* _Exercise goal_: Copy every line of the listing exactly.

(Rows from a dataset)
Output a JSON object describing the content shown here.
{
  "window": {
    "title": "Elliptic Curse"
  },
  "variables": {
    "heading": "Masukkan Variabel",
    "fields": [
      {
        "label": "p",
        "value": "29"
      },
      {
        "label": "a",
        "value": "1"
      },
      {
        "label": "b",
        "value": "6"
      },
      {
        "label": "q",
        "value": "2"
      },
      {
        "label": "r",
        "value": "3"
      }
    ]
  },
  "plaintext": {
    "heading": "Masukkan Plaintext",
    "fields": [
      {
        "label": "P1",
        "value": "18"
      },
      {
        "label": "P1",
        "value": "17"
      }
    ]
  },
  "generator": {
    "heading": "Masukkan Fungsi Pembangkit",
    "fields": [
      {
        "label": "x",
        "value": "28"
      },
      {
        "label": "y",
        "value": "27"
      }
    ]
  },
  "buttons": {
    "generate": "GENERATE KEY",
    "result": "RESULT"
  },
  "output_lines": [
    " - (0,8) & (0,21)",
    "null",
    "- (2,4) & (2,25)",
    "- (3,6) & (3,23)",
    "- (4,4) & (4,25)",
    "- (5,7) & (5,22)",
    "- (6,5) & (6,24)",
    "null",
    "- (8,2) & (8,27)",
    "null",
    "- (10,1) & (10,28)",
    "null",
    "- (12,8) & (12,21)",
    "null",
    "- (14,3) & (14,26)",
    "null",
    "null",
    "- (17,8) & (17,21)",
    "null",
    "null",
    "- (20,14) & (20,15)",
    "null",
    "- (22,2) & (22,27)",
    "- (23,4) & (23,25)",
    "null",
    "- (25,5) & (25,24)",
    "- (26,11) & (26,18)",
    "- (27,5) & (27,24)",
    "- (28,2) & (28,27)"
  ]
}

* _Response to this exercise_:
Output a JSON object describing the content shown here.
{
  "window": {
    "title": "Elliptic Curse"
  },
  "variables": {
    "heading": "Masukkan Variabel",
    "fields": [
      {
        "label": "p",
        "value": "29"
      },
      {
        "label": "a",
        "value": "1"
      },
      {
        "label": "b",
        "value": "6"
      },
      {
        "label": "q",
        "value": "2"
      },
      {
        "label": "r",
        "value": "3"
      }
    ]
  },
  "plaintext": {
    "heading": "Masukkan Plaintext",
    "fields": [
      {
        "label": "P1",
        "value": "18"
      },
      {
        "label": "P1",
        "value": "17"
      }
    ]
  },
  "generator": {
    "heading": "Masukkan Fungsi Pembangkit",
    "fields": [
      {
        "label": "x",
        "value": "28"
      },
      {
        "label": "y",
        "value": "27"
      }
    ]
  },
  "buttons": {
    "generate": "GENERATE KEY",
    "result": "RESULT"
  },
  "output_lines": [
    " - (0,8) & (0,21)",
    "null",
    "- (2,4) & (2,25)",
    "- (3,6) & (3,23)",
    "- (4,4) & (4,25)",
    "- (5,7) & (5,22)",
    "- (6,5) & (6,24)",
    "null",
    "- (8,2) & (8,27)",
    "null",
    "- (10,1) & (10,28)",
    "null",
    "- (12,8) & (12,21)",
    "null",
    "- (14,3) & (14,26)",
    "null",
    "null",
    "- (17,8) & (17,21)",
    "null",
    "null",
    "- (20,14) & (20,15)",
    "null",
    "- (22,2) & (22,27)",
    "- (23,4) & (23,25)",
    "null",
    "- (25,5) & (25,24)",
    "- (26,11) & (26,18)",
    "- (27,5) & (27,24)",
    "- (28,2) & (28,27)"
  ]
}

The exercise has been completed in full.